## Task to complete
Examine each line of the data. Copy those that contain the string "yaratadi".

## Supplied entries
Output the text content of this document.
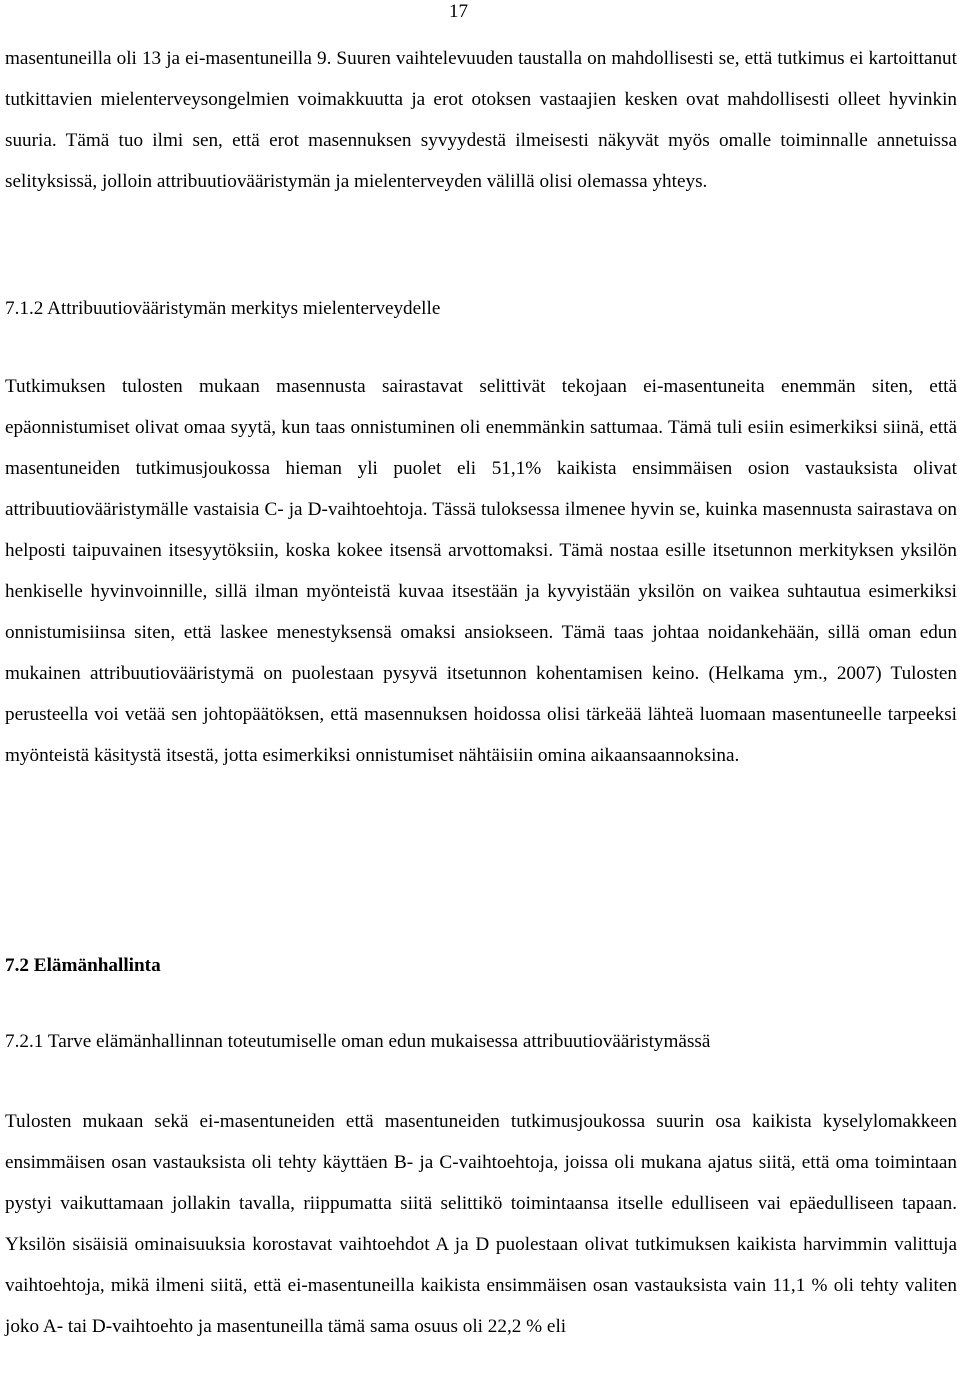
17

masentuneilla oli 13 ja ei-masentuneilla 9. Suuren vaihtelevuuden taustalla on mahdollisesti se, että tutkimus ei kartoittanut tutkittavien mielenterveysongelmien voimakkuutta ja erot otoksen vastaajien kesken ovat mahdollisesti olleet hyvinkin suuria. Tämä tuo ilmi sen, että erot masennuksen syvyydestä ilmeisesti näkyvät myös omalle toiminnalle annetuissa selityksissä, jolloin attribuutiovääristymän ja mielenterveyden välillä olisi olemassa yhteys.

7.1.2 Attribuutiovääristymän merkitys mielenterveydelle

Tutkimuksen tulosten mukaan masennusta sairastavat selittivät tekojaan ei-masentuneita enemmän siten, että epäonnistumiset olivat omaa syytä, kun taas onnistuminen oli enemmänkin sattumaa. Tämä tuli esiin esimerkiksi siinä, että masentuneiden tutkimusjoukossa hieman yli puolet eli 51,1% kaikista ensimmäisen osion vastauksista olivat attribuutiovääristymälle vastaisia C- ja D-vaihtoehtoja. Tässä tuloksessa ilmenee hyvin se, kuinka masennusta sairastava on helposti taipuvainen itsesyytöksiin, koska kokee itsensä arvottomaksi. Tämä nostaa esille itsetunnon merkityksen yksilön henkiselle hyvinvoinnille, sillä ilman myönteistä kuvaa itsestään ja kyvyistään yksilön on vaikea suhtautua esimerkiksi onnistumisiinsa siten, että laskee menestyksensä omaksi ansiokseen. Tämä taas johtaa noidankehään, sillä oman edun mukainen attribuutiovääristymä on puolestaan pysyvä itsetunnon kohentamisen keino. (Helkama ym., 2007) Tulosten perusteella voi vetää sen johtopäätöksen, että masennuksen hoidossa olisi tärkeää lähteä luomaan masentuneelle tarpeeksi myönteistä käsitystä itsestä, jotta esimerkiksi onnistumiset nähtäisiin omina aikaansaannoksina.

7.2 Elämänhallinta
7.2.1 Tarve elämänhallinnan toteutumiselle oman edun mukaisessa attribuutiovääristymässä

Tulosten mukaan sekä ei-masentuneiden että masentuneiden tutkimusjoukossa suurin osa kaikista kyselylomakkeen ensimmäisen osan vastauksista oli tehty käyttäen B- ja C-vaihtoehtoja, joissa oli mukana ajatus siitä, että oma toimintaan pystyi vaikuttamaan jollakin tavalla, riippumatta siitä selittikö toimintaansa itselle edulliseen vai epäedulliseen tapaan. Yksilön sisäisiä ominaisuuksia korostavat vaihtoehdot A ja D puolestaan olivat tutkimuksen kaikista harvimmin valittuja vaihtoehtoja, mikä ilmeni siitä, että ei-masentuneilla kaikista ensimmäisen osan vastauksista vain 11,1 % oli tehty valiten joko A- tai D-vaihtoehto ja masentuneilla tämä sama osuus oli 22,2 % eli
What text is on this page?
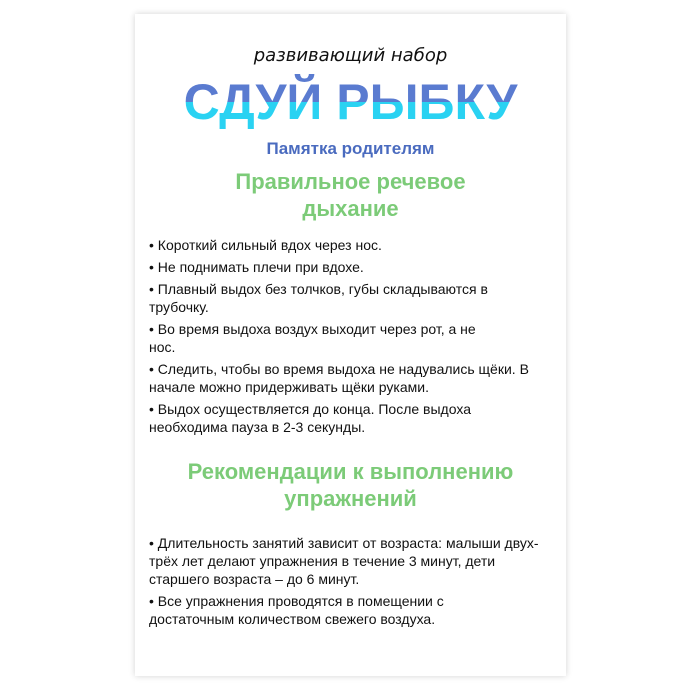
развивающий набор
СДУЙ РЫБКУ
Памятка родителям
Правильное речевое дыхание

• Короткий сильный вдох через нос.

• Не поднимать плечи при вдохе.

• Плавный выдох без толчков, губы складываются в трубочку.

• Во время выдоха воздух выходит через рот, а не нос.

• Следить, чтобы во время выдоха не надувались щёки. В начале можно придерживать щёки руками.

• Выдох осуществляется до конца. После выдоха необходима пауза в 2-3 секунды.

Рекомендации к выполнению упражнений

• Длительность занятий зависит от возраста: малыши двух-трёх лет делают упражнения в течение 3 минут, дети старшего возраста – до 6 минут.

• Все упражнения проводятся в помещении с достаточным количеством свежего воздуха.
==
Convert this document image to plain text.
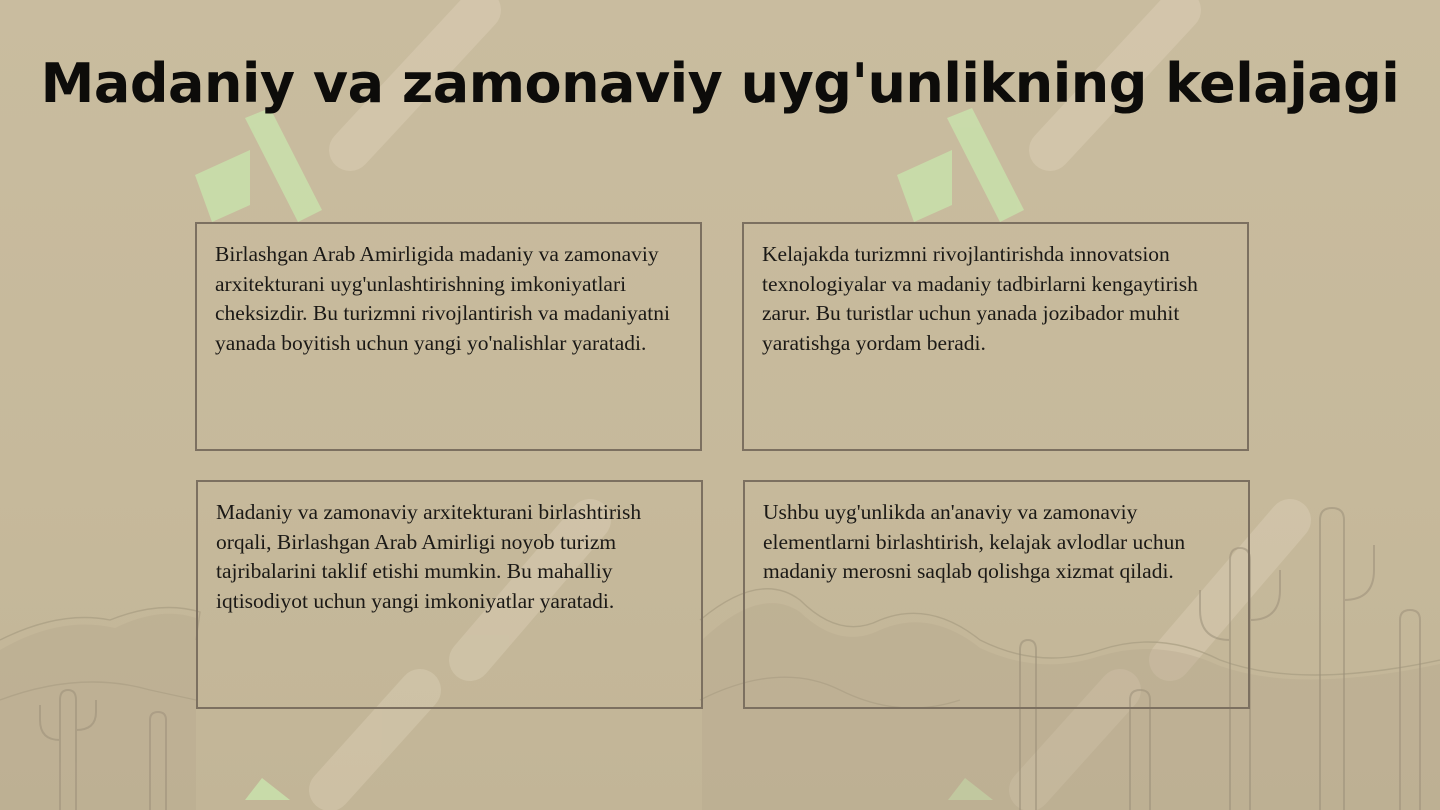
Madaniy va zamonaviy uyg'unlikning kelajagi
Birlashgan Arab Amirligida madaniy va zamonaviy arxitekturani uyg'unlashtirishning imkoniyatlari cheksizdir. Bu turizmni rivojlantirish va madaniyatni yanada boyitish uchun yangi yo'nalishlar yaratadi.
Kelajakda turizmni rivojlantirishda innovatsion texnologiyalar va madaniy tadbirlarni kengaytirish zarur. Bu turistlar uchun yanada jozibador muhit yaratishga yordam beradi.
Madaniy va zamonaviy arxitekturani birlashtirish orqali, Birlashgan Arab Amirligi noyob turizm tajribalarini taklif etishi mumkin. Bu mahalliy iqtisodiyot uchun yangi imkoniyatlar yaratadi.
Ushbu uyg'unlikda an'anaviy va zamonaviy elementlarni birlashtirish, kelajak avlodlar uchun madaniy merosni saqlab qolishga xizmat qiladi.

## Result of the task
Birlashgan Arab Amirligida madaniy va zamonaviy arxitekturani uyg'unlashtirishning imkoniyatlari cheksizdir. Bu turizmni rivojlantirish va madaniyatni yanada boyitish uchun yangi yo'nalishlar yaratadi.
Madaniy va zamonaviy arxitekturani birlashtirish orqali, Birlashgan Arab Amirligi noyob turizm tajribalarini taklif etishi mumkin. Bu mahalliy iqtisodiyot uchun yangi imkoniyatlar yaratadi.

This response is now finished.